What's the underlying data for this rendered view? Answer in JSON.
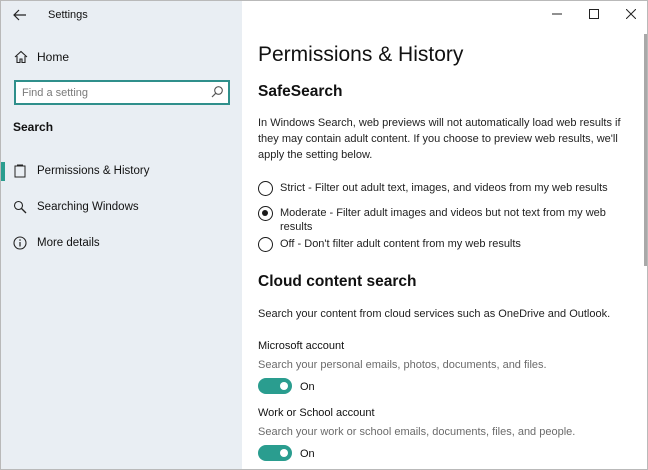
{
  "window": {
    "title": "Settings"
  },
  "sidebar": {
    "home_label": "Home",
    "search": {
      "placeholder": "Find a setting",
      "value": ""
    },
    "section_label": "Search",
    "items": [
      {
        "label": "Permissions & History",
        "icon": "permissions-icon",
        "active": true
      },
      {
        "label": "Searching Windows",
        "icon": "search-icon",
        "active": false
      },
      {
        "label": "More details",
        "icon": "info-icon",
        "active": false
      }
    ]
  },
  "main": {
    "page_title": "Permissions & History",
    "safesearch": {
      "heading": "SafeSearch",
      "description": "In Windows Search, web previews will not automatically load web results if they may contain adult content. If you choose to preview web results, we'll apply the setting below.",
      "options": [
        {
          "label": "Strict - Filter out adult text, images, and videos from my web results",
          "checked": false
        },
        {
          "label": "Moderate - Filter adult images and videos but not text from my web results",
          "checked": true
        },
        {
          "label": "Off - Don't filter adult content from my web results",
          "checked": false
        }
      ]
    },
    "cloud": {
      "heading": "Cloud content search",
      "description": "Search your content from cloud services such as OneDrive and Outlook.",
      "accounts": [
        {
          "title": "Microsoft account",
          "subtitle": "Search your personal emails, photos, documents, and files.",
          "state": "On"
        },
        {
          "title": "Work or School account",
          "subtitle": "Search your work or school emails, documents, files, and people.",
          "state": "On"
        }
      ]
    }
  },
  "colors": {
    "accent": "#2a9d8f",
    "sidebar_bg": "#e9eef3"
  }
}
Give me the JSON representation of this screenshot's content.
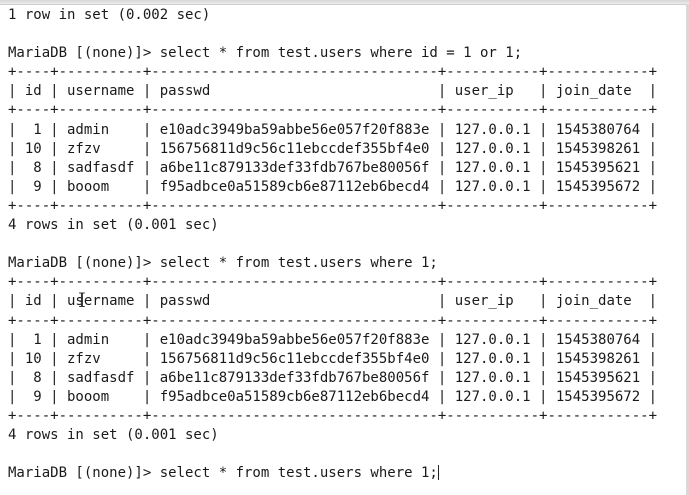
{
  "terminal": {
    "lines": [
      "1 row in set (0.002 sec)",
      "",
      "MariaDB [(none)]> select * from test.users where id = 1 or 1;",
      "+----+----------+----------------------------------+-----------+------------+",
      "| id | username | passwd                           | user_ip   | join_date  |",
      "+----+----------+----------------------------------+-----------+------------+",
      "|  1 | admin    | e10adc3949ba59abbe56e057f20f883e | 127.0.0.1 | 1545380764 |",
      "| 10 | zfzv     | 156756811d9c56c11ebccdef355bf4e0 | 127.0.0.1 | 1545398261 |",
      "|  8 | sadfasdf | a6be11c879133def33fdb767be80056f | 127.0.0.1 | 1545395621 |",
      "|  9 | booom    | f95adbce0a51589cb6e87112eb6becd4 | 127.0.0.1 | 1545395672 |",
      "+----+----------+----------------------------------+-----------+------------+",
      "4 rows in set (0.001 sec)",
      "",
      "MariaDB [(none)]> select * from test.users where 1;",
      "+----+----------+----------------------------------+-----------+------------+",
      "| id | username | passwd                           | user_ip   | join_date  |",
      "+----+----------+----------------------------------+-----------+------------+",
      "|  1 | admin    | e10adc3949ba59abbe56e057f20f883e | 127.0.0.1 | 1545380764 |",
      "| 10 | zfzv     | 156756811d9c56c11ebccdef355bf4e0 | 127.0.0.1 | 1545398261 |",
      "|  8 | sadfasdf | a6be11c879133def33fdb767be80056f | 127.0.0.1 | 1545395621 |",
      "|  9 | booom    | f95adbce0a51589cb6e87112eb6becd4 | 127.0.0.1 | 1545395672 |",
      "+----+----------+----------------------------------+-----------+------------+",
      "4 rows in set (0.001 sec)",
      "",
      "MariaDB [(none)]> select * from test.users where 1;"
    ]
  }
}
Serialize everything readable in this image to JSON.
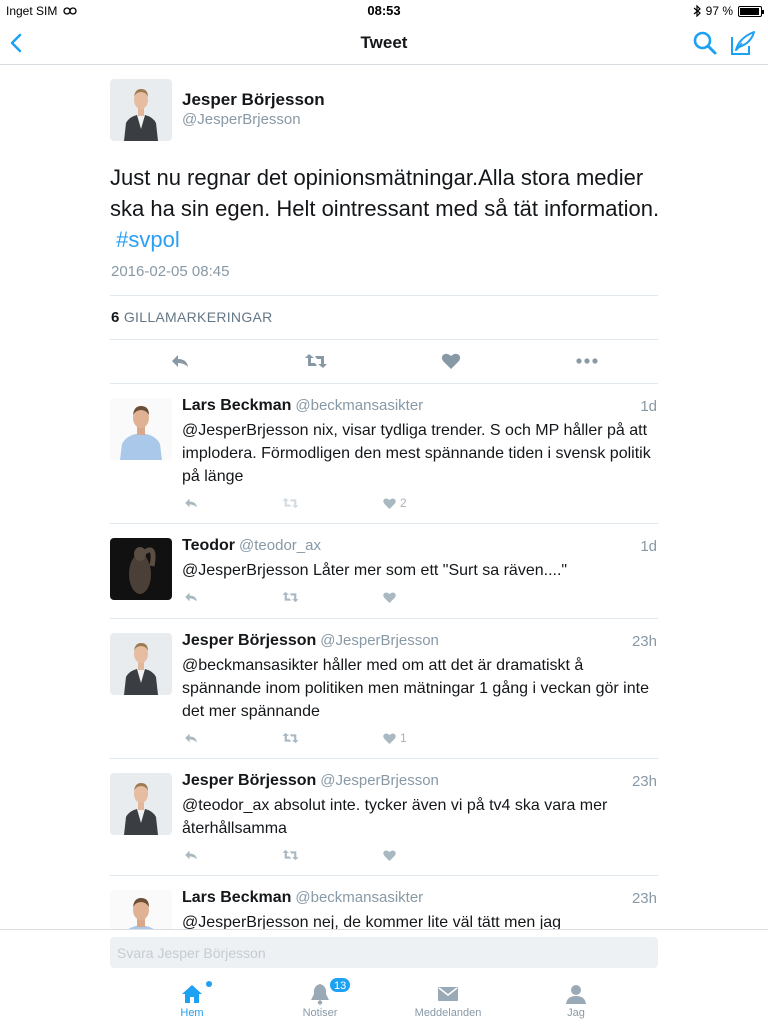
{
  "status_bar": {
    "carrier": "Inget SIM",
    "time": "08:53",
    "battery": "97 %",
    "battery_level": 0.97
  },
  "nav": {
    "title": "Tweet",
    "back_icon": "chevron-left-icon",
    "search_icon": "search-icon",
    "compose_icon": "compose-icon"
  },
  "tweet": {
    "name": "Jesper Börjesson",
    "handle": "@JesperBrjesson",
    "text": "Just nu regnar det opinionsmätningar.Alla stora medier ska ha sin egen. Helt ointressant med så tät information.",
    "hashtag": "#svpol",
    "date": "2016-02-05 08:45",
    "likes_count": "6",
    "likes_label": "GILLAMARKERINGAR"
  },
  "replies": [
    {
      "name": "Lars Beckman",
      "handle": "@beckmansasikter",
      "ago": "1d",
      "text": "@JesperBrjesson nix, visar tydliga trender. S och MP håller på att implodera. Förmodligen den mest spännande tiden i svensk politik på länge",
      "like_count": "2"
    },
    {
      "name": "Teodor",
      "handle": "@teodor_ax",
      "ago": "1d",
      "text": "@JesperBrjesson Låter mer som ett \"Surt sa räven....\"",
      "like_count": ""
    },
    {
      "name": "Jesper Börjesson",
      "handle": "@JesperBrjesson",
      "ago": "23h",
      "text": "@beckmansasikter håller med om att det är dramatiskt å spännande inom politiken men mätningar 1 gång i veckan gör inte det mer spännande",
      "like_count": "1"
    },
    {
      "name": "Jesper Börjesson",
      "handle": "@JesperBrjesson",
      "ago": "23h",
      "text": "@teodor_ax absolut inte. tycker även vi på tv4 ska vara mer återhållsamma",
      "like_count": ""
    },
    {
      "name": "Lars Beckman",
      "handle": "@beckmansasikter",
      "ago": "23h",
      "text": "@JesperBrjesson nej, de kommer lite väl tätt men jag",
      "like_count": ""
    }
  ],
  "reply_box": {
    "placeholder": "Svara Jesper Börjesson"
  },
  "tabs": [
    {
      "label": "Hem",
      "icon": "home-icon"
    },
    {
      "label": "Notiser",
      "icon": "bell-icon",
      "badge": "13"
    },
    {
      "label": "Meddelanden",
      "icon": "envelope-icon"
    },
    {
      "label": "Jag",
      "icon": "person-icon"
    }
  ],
  "colors": {
    "accent": "#1da1f2",
    "muted": "#8899a6",
    "divider": "#e1e8ed"
  }
}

Aim: Check each line above for the string "where", then copy the ones that have it.

Response to the task:
      "MariaDB [(none)]> select * from test.users where id = 1 or 1;",
      "MariaDB [(none)]> select * from test.users where 1;",
      "MariaDB [(none)]> select * from test.users where 1;"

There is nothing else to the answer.